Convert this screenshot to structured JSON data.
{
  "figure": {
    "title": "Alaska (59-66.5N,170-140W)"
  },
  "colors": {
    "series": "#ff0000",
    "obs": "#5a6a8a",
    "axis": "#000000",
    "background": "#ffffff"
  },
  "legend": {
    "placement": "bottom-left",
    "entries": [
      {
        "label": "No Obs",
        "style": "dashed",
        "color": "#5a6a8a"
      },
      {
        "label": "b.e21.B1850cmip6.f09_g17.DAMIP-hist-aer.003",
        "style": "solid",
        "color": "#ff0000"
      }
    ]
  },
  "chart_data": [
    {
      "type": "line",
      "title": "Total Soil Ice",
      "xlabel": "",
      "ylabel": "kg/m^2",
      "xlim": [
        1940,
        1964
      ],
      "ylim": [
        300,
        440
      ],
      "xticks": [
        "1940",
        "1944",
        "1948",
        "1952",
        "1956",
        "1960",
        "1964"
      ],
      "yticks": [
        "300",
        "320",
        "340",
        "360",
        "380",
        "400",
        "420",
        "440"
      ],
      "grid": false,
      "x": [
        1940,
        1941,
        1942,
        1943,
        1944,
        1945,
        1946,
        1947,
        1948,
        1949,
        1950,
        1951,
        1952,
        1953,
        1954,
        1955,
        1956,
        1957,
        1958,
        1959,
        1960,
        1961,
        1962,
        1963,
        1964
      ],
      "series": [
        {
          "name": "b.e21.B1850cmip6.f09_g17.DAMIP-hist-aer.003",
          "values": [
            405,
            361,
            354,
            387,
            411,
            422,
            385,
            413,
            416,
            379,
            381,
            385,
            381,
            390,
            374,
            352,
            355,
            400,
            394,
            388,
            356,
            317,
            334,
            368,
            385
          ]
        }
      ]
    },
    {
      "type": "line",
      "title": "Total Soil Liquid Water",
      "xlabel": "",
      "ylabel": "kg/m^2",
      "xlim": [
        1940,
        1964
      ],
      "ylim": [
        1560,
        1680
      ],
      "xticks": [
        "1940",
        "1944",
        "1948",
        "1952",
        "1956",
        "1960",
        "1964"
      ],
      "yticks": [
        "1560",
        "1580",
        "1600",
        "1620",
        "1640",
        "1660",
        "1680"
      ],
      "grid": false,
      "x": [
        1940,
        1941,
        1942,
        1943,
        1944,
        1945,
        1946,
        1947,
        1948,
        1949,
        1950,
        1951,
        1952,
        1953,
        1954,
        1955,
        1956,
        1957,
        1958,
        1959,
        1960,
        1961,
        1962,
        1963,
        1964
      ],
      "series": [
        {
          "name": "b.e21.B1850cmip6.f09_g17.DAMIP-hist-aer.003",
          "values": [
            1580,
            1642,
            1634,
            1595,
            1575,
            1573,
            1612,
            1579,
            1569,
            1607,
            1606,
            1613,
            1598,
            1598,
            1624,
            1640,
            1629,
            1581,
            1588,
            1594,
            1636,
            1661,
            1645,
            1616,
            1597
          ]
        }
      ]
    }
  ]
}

-=-=-=-=-

Reproduce the listing in full. Keep it exactly as written.

*EXERCISE SOLUTION*:
Convert this screenshot to structured JSON data.
{
  "figure": {
    "title": "Alaska (59-66.5N,170-140W)"
  },
  "colors": {
    "series": "#ff0000",
    "obs": "#5a6a8a",
    "axis": "#000000",
    "background": "#ffffff"
  },
  "legend": {
    "placement": "bottom-left",
    "entries": [
      {
        "label": "No Obs",
        "style": "dashed",
        "color": "#5a6a8a"
      },
      {
        "label": "b.e21.B1850cmip6.f09_g17.DAMIP-hist-aer.003",
        "style": "solid",
        "color": "#ff0000"
      }
    ]
  },
  "chart_data": [
    {
      "type": "line",
      "title": "Total Soil Ice",
      "xlabel": "",
      "ylabel": "kg/m^2",
      "xlim": [
        1940,
        1964
      ],
      "ylim": [
        300,
        440
      ],
      "xticks": [
        "1940",
        "1944",
        "1948",
        "1952",
        "1956",
        "1960",
        "1964"
      ],
      "yticks": [
        "300",
        "320",
        "340",
        "360",
        "380",
        "400",
        "420",
        "440"
      ],
      "grid": false,
      "x": [
        1940,
        1941,
        1942,
        1943,
        1944,
        1945,
        1946,
        1947,
        1948,
        1949,
        1950,
        1951,
        1952,
        1953,
        1954,
        1955,
        1956,
        1957,
        1958,
        1959,
        1960,
        1961,
        1962,
        1963,
        1964
      ],
      "series": [
        {
          "name": "b.e21.B1850cmip6.f09_g17.DAMIP-hist-aer.003",
          "values": [
            405,
            361,
            354,
            387,
            411,
            422,
            385,
            413,
            416,
            379,
            381,
            385,
            381,
            390,
            374,
            352,
            355,
            400,
            394,
            388,
            356,
            317,
            334,
            368,
            385
          ]
        }
      ]
    },
    {
      "type": "line",
      "title": "Total Soil Liquid Water",
      "xlabel": "",
      "ylabel": "kg/m^2",
      "xlim": [
        1940,
        1964
      ],
      "ylim": [
        1560,
        1680
      ],
      "xticks": [
        "1940",
        "1944",
        "1948",
        "1952",
        "1956",
        "1960",
        "1964"
      ],
      "yticks": [
        "1560",
        "1580",
        "1600",
        "1620",
        "1640",
        "1660",
        "1680"
      ],
      "grid": false,
      "x": [
        1940,
        1941,
        1942,
        1943,
        1944,
        1945,
        1946,
        1947,
        1948,
        1949,
        1950,
        1951,
        1952,
        1953,
        1954,
        1955,
        1956,
        1957,
        1958,
        1959,
        1960,
        1961,
        1962,
        1963,
        1964
      ],
      "series": [
        {
          "name": "b.e21.B1850cmip6.f09_g17.DAMIP-hist-aer.003",
          "values": [
            1580,
            1642,
            1634,
            1595,
            1575,
            1573,
            1612,
            1579,
            1569,
            1607,
            1606,
            1613,
            1598,
            1598,
            1624,
            1640,
            1629,
            1581,
            1588,
            1594,
            1636,
            1661,
            1645,
            1616,
            1597
          ]
        }
      ]
    }
  ]
}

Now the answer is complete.